Do this: Work through the data below and give the number of lines holding "przedmiotów", nothing more.

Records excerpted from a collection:
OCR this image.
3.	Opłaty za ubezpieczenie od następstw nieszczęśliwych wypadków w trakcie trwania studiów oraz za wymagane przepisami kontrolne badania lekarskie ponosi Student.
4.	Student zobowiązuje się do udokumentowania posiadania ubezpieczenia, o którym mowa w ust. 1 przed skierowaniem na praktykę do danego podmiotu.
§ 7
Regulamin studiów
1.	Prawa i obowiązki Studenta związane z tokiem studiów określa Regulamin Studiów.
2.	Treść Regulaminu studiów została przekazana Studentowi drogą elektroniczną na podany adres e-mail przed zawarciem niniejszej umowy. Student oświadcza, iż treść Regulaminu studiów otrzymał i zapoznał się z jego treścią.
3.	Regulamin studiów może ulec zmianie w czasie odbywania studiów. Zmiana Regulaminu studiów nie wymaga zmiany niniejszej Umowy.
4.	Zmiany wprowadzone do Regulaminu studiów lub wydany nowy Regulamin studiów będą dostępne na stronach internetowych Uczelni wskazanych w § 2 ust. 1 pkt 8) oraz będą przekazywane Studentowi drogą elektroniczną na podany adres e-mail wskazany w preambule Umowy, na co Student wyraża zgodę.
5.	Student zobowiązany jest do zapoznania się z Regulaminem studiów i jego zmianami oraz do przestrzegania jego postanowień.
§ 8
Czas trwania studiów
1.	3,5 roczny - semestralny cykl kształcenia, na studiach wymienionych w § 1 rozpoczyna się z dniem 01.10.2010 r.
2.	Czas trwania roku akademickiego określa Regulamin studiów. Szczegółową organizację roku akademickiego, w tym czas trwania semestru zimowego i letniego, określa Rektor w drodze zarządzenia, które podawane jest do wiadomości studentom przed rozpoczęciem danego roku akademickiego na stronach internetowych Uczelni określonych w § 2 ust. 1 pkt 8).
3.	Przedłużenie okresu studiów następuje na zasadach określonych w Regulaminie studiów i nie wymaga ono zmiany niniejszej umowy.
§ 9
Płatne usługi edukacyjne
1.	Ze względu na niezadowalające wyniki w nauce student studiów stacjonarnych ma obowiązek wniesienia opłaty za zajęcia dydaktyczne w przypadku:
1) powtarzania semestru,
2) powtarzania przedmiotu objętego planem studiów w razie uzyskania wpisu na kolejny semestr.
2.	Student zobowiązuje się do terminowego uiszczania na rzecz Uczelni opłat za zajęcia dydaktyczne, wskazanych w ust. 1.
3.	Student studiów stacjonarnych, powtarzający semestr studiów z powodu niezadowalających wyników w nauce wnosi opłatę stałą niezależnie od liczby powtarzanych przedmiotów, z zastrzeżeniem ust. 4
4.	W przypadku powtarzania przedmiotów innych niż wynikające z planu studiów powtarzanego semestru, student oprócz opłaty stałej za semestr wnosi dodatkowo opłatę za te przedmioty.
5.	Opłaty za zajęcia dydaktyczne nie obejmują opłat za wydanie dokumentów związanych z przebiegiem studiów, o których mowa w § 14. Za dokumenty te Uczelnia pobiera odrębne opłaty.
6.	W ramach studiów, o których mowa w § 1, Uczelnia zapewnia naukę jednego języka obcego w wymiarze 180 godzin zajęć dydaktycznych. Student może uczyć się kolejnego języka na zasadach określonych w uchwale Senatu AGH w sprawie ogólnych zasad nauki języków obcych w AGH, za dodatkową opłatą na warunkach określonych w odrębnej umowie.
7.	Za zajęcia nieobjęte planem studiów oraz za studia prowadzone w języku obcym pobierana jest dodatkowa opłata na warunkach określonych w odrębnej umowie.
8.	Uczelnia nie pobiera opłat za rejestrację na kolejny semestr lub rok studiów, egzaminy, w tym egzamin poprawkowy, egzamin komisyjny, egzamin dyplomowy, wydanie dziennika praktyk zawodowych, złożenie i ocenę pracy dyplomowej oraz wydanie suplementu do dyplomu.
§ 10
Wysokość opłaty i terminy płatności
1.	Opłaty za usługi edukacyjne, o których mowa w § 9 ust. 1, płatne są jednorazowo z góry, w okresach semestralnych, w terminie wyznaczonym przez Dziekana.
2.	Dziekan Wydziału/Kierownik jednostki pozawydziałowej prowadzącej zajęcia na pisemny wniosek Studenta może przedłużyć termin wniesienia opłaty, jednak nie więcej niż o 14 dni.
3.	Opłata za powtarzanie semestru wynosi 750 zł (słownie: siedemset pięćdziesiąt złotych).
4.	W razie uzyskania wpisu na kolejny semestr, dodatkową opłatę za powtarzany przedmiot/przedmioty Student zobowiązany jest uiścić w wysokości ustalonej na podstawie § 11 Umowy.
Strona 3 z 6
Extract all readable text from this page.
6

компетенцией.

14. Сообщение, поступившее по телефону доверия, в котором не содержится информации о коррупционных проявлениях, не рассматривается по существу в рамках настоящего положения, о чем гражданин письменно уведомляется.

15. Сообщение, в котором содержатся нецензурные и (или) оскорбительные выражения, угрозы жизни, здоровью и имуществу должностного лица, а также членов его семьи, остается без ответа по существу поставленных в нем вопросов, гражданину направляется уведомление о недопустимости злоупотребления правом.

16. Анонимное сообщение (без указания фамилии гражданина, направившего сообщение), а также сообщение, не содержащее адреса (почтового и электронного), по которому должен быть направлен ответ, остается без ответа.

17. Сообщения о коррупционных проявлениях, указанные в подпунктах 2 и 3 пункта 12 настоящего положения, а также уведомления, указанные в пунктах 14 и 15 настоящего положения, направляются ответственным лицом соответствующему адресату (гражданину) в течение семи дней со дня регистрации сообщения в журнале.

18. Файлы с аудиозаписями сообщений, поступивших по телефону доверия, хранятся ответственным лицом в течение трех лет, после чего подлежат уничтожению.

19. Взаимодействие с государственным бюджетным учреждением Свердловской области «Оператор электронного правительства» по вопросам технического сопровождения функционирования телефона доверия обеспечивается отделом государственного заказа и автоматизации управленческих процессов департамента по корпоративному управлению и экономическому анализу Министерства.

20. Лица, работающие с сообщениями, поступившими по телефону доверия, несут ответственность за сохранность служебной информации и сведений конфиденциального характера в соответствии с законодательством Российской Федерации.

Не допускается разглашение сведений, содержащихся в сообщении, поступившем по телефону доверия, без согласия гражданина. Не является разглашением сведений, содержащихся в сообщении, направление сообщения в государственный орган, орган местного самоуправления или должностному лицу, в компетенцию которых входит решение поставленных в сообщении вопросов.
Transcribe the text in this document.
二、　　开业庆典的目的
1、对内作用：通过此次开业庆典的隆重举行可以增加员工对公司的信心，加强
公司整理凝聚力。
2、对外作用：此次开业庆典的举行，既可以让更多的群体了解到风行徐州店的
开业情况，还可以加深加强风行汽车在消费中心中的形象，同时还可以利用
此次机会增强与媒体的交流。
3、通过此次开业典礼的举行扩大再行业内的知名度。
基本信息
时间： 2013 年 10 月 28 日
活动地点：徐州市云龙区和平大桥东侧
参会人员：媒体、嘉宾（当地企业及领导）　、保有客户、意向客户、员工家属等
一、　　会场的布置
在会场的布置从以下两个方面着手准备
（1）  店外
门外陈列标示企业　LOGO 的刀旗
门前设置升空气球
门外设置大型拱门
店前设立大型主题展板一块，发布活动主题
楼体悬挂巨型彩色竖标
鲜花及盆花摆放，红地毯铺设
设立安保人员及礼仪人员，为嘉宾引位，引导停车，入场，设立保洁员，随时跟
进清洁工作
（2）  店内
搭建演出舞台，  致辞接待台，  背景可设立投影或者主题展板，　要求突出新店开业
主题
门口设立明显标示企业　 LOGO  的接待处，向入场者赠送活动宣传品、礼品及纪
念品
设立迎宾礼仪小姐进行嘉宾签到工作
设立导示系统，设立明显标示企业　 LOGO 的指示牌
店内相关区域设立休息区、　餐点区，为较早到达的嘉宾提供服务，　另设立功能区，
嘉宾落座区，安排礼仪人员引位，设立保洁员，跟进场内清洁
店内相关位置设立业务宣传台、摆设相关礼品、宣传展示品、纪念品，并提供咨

Answer to this task: 2